## STATED EXERCISE
Retype all the records with nothing changed.

## INFORMATION SHOWN
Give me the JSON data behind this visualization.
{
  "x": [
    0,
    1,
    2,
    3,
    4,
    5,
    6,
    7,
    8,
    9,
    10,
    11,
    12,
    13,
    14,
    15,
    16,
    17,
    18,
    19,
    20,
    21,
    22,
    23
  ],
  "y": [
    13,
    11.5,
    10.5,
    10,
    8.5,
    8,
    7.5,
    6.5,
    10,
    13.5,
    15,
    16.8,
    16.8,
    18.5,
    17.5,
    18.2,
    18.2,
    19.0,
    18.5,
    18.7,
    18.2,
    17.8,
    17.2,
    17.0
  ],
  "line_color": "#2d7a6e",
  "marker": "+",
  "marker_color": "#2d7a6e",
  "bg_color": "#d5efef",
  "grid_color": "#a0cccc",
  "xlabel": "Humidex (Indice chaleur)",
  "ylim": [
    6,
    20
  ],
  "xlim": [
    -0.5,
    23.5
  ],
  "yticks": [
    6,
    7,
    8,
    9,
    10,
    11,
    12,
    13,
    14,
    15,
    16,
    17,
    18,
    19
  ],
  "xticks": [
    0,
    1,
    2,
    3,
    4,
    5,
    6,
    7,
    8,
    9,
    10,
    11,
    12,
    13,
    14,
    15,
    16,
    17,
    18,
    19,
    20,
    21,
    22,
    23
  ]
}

## THE RESULT
Give me the JSON data behind this visualization.
{
  "x": [
    0,
    1,
    2,
    3,
    4,
    5,
    6,
    7,
    8,
    9,
    10,
    11,
    12,
    13,
    14,
    15,
    16,
    17,
    18,
    19,
    20,
    21,
    22,
    23
  ],
  "y": [
    13,
    11.5,
    10.5,
    10,
    8.5,
    8,
    7.5,
    6.5,
    10,
    13.5,
    15,
    16.8,
    16.8,
    18.5,
    17.5,
    18.2,
    18.2,
    19.0,
    18.5,
    18.7,
    18.2,
    17.8,
    17.2,
    17.0
  ],
  "line_color": "#2d7a6e",
  "marker": "+",
  "marker_color": "#2d7a6e",
  "bg_color": "#d5efef",
  "grid_color": "#a0cccc",
  "xlabel": "Humidex (Indice chaleur)",
  "ylim": [
    6,
    20
  ],
  "xlim": [
    -0.5,
    23.5
  ],
  "yticks": [
    6,
    7,
    8,
    9,
    10,
    11,
    12,
    13,
    14,
    15,
    16,
    17,
    18,
    19
  ],
  "xticks": [
    0,
    1,
    2,
    3,
    4,
    5,
    6,
    7,
    8,
    9,
    10,
    11,
    12,
    13,
    14,
    15,
    16,
    17,
    18,
    19,
    20,
    21,
    22,
    23
  ]
}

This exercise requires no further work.